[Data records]

* start *

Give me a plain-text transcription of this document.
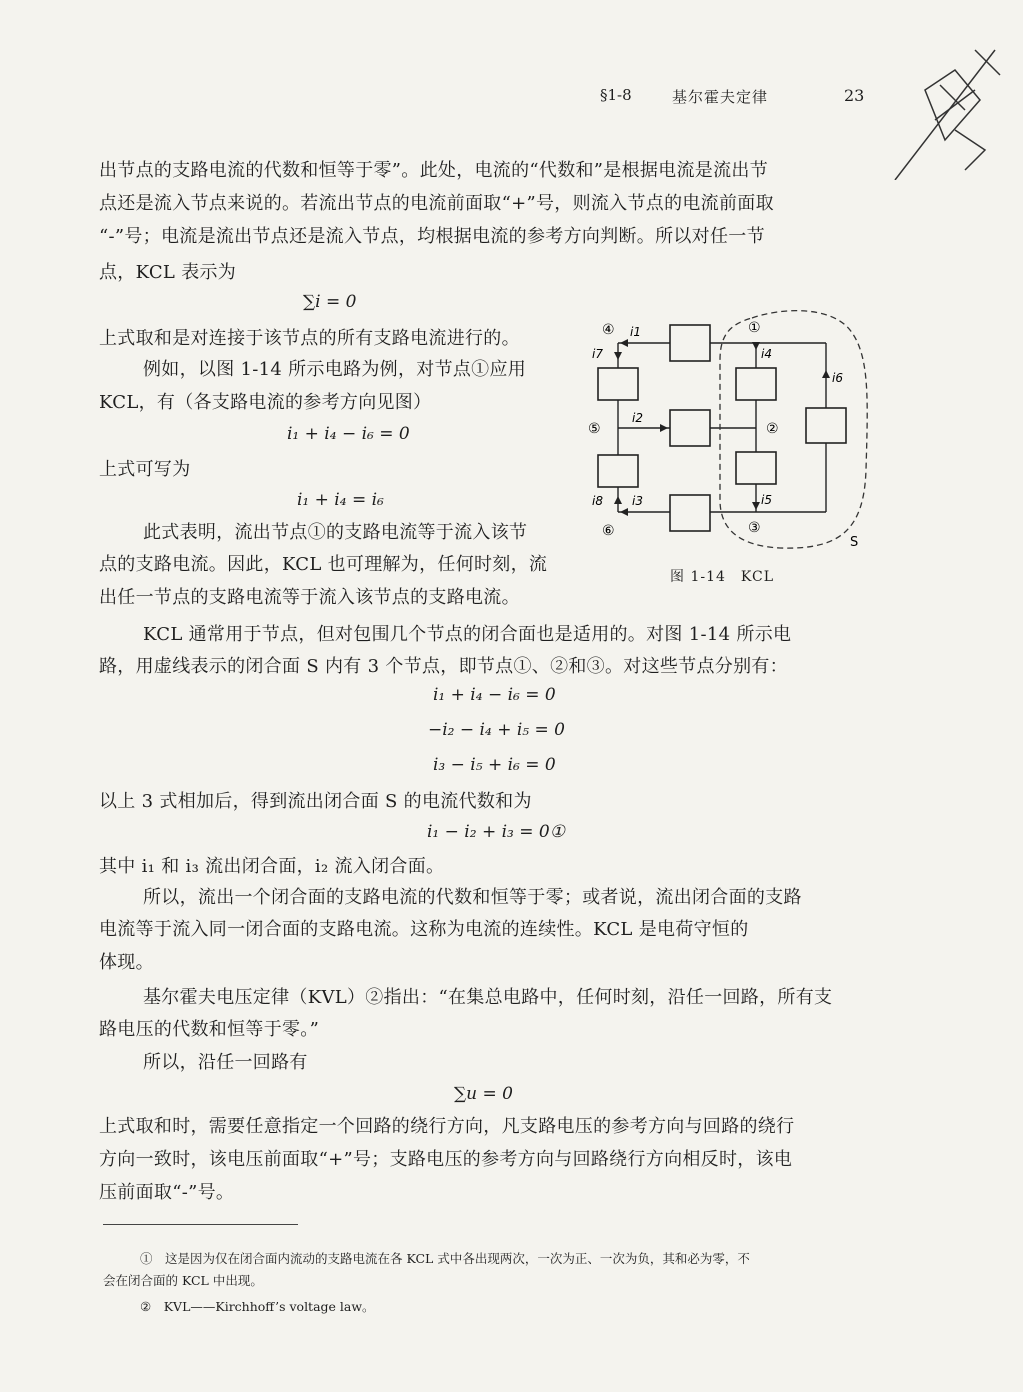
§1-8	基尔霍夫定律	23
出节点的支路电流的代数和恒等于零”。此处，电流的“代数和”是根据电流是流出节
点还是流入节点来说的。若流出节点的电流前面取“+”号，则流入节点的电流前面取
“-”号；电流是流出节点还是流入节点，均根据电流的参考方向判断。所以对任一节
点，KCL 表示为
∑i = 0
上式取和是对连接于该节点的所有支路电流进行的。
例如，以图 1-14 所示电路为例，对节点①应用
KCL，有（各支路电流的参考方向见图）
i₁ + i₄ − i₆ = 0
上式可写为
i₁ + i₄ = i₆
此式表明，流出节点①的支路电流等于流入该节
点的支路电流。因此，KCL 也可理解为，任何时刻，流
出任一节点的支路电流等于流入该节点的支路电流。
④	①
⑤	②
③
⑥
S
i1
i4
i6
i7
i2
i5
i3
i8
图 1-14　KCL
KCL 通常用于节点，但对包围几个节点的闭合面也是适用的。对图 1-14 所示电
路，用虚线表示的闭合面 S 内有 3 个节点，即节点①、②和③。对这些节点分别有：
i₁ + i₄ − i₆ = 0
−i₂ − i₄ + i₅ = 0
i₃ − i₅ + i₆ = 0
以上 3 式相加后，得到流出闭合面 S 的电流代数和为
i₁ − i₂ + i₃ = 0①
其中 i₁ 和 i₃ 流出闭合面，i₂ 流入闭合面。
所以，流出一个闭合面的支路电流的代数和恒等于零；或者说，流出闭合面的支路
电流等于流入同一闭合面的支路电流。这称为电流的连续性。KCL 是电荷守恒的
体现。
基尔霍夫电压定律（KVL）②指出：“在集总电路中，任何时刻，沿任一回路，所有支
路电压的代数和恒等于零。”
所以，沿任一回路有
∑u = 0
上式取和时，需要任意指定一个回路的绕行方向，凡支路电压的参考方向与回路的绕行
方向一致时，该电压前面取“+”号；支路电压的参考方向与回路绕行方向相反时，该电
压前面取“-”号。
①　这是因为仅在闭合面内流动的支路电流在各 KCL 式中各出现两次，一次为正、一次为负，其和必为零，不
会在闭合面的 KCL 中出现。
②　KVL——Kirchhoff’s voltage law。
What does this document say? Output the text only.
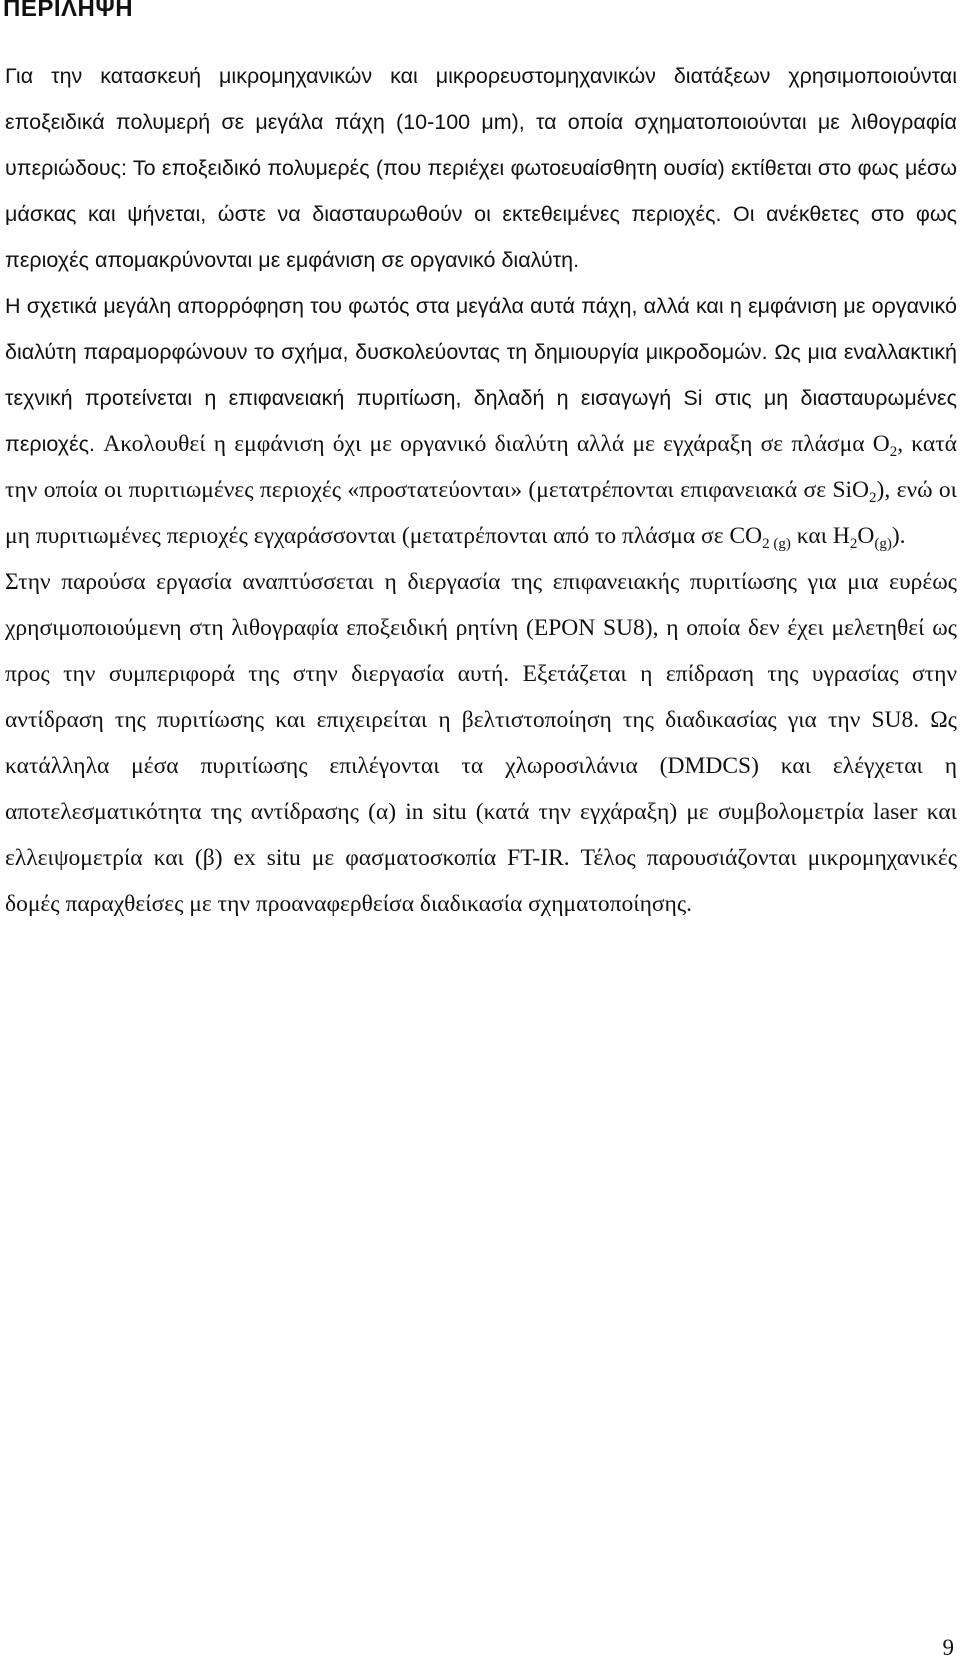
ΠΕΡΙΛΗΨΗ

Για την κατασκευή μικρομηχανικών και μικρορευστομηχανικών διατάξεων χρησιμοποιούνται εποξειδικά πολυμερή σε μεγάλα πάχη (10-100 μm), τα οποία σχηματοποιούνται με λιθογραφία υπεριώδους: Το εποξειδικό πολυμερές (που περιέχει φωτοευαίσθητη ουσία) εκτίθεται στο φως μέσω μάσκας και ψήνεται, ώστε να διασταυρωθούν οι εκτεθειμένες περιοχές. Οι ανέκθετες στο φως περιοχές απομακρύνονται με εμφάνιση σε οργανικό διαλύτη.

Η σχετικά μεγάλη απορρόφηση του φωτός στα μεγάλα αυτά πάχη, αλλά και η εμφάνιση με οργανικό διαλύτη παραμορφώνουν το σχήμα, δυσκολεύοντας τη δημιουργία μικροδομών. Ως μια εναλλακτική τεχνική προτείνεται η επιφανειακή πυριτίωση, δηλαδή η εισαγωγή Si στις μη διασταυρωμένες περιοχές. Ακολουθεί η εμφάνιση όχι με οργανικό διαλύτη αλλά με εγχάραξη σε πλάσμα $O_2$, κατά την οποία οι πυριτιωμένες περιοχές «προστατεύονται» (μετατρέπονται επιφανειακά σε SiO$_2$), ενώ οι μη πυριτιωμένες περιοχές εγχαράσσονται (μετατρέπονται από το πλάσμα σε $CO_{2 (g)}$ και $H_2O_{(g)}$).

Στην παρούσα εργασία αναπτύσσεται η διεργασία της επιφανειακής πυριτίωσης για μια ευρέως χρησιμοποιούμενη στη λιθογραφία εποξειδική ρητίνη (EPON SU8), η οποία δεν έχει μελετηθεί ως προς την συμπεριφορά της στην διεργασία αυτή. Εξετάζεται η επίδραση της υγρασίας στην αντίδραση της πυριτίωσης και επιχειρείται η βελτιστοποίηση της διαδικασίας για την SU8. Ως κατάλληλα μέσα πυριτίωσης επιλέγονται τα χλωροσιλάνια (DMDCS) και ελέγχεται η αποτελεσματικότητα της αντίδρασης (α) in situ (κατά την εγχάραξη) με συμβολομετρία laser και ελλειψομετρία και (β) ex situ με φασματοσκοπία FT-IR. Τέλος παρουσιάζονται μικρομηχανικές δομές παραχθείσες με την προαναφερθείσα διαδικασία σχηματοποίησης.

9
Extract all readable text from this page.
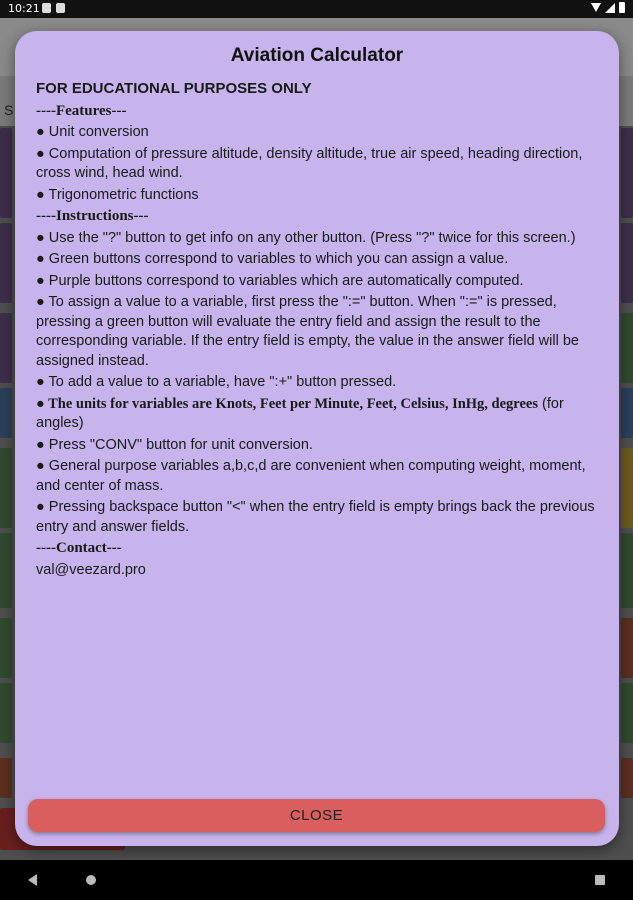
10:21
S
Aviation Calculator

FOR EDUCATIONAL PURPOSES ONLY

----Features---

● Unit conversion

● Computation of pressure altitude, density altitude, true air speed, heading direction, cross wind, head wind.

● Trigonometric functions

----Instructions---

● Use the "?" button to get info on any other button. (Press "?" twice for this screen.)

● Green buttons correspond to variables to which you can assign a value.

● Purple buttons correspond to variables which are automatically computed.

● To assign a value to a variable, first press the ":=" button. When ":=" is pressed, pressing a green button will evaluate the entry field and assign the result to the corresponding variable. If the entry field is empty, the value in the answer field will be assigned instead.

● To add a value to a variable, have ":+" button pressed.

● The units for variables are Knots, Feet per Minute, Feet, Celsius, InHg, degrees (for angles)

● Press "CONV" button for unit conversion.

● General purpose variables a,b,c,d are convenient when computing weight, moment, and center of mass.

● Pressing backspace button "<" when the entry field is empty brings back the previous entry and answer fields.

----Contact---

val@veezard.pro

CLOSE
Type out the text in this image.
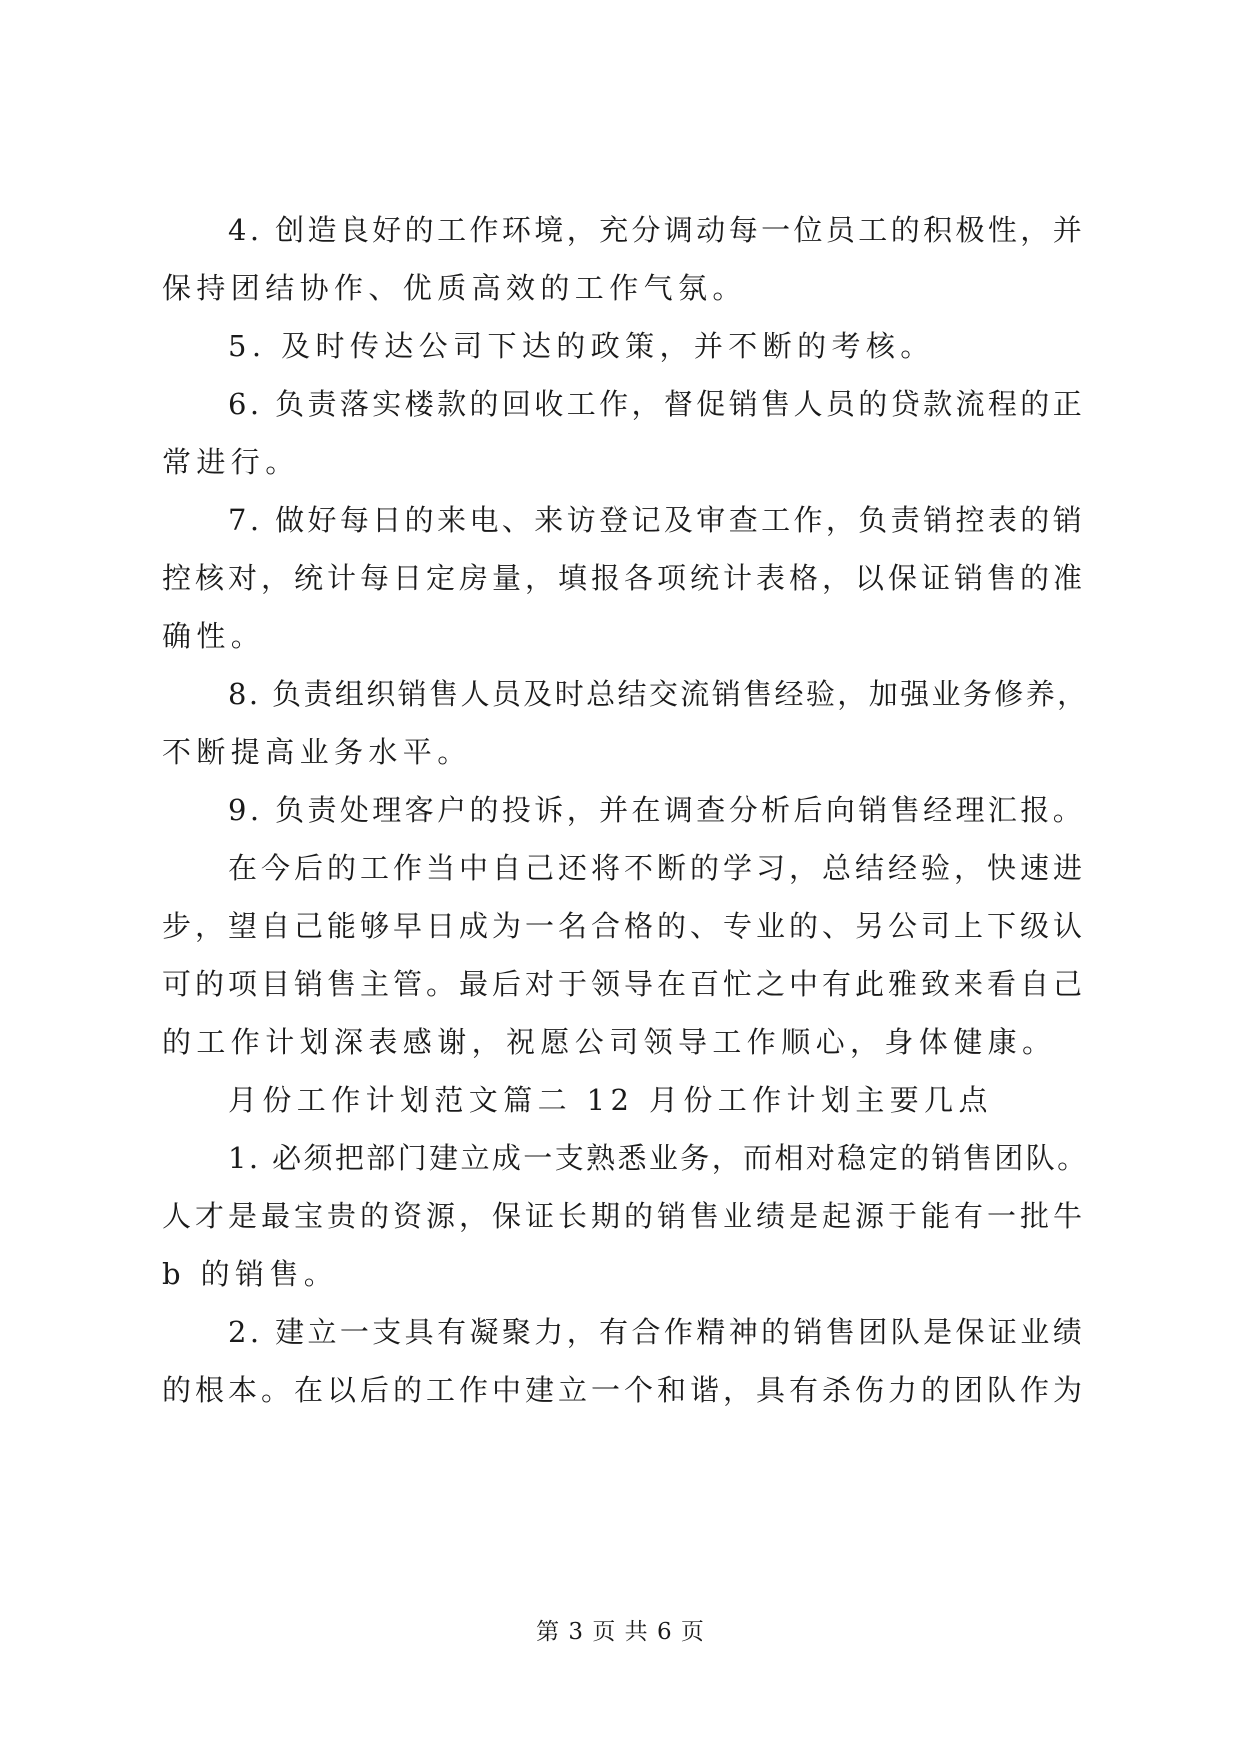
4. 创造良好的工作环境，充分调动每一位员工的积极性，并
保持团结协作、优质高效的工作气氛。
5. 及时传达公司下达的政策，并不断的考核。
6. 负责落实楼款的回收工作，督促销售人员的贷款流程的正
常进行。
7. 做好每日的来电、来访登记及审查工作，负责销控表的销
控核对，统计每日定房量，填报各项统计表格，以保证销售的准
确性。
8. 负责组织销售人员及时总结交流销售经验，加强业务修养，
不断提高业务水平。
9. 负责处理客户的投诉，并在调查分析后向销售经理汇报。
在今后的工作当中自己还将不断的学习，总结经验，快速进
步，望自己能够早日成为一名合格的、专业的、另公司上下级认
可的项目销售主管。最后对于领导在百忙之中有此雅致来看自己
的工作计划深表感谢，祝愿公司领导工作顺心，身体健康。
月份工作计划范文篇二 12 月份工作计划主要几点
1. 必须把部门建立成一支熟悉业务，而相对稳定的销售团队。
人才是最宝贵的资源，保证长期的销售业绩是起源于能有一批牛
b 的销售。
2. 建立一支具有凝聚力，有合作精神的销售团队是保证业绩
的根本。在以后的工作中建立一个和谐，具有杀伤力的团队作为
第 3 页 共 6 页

* end *

From the line containing "Type out the text in this image." through the last line of the records, both included, output those lines exactly and nothing else; skip the pictures.

Answer to this exercise
Type out the text in this image.
4. 创造良好的工作环境，充分调动每一位员工的积极性，并
保持团结协作、优质高效的工作气氛。
5. 及时传达公司下达的政策，并不断的考核。
6. 负责落实楼款的回收工作，督促销售人员的贷款流程的正
常进行。
7. 做好每日的来电、来访登记及审查工作，负责销控表的销
控核对，统计每日定房量，填报各项统计表格，以保证销售的准
确性。
8. 负责组织销售人员及时总结交流销售经验，加强业务修养，
不断提高业务水平。
9. 负责处理客户的投诉，并在调查分析后向销售经理汇报。
在今后的工作当中自己还将不断的学习，总结经验，快速进
步，望自己能够早日成为一名合格的、专业的、另公司上下级认
可的项目销售主管。最后对于领导在百忙之中有此雅致来看自己
的工作计划深表感谢，祝愿公司领导工作顺心，身体健康。
月份工作计划范文篇二 12 月份工作计划主要几点
1. 必须把部门建立成一支熟悉业务，而相对稳定的销售团队。
人才是最宝贵的资源，保证长期的销售业绩是起源于能有一批牛
b 的销售。
2. 建立一支具有凝聚力，有合作精神的销售团队是保证业绩
的根本。在以后的工作中建立一个和谐，具有杀伤力的团队作为
第 3 页 共 6 页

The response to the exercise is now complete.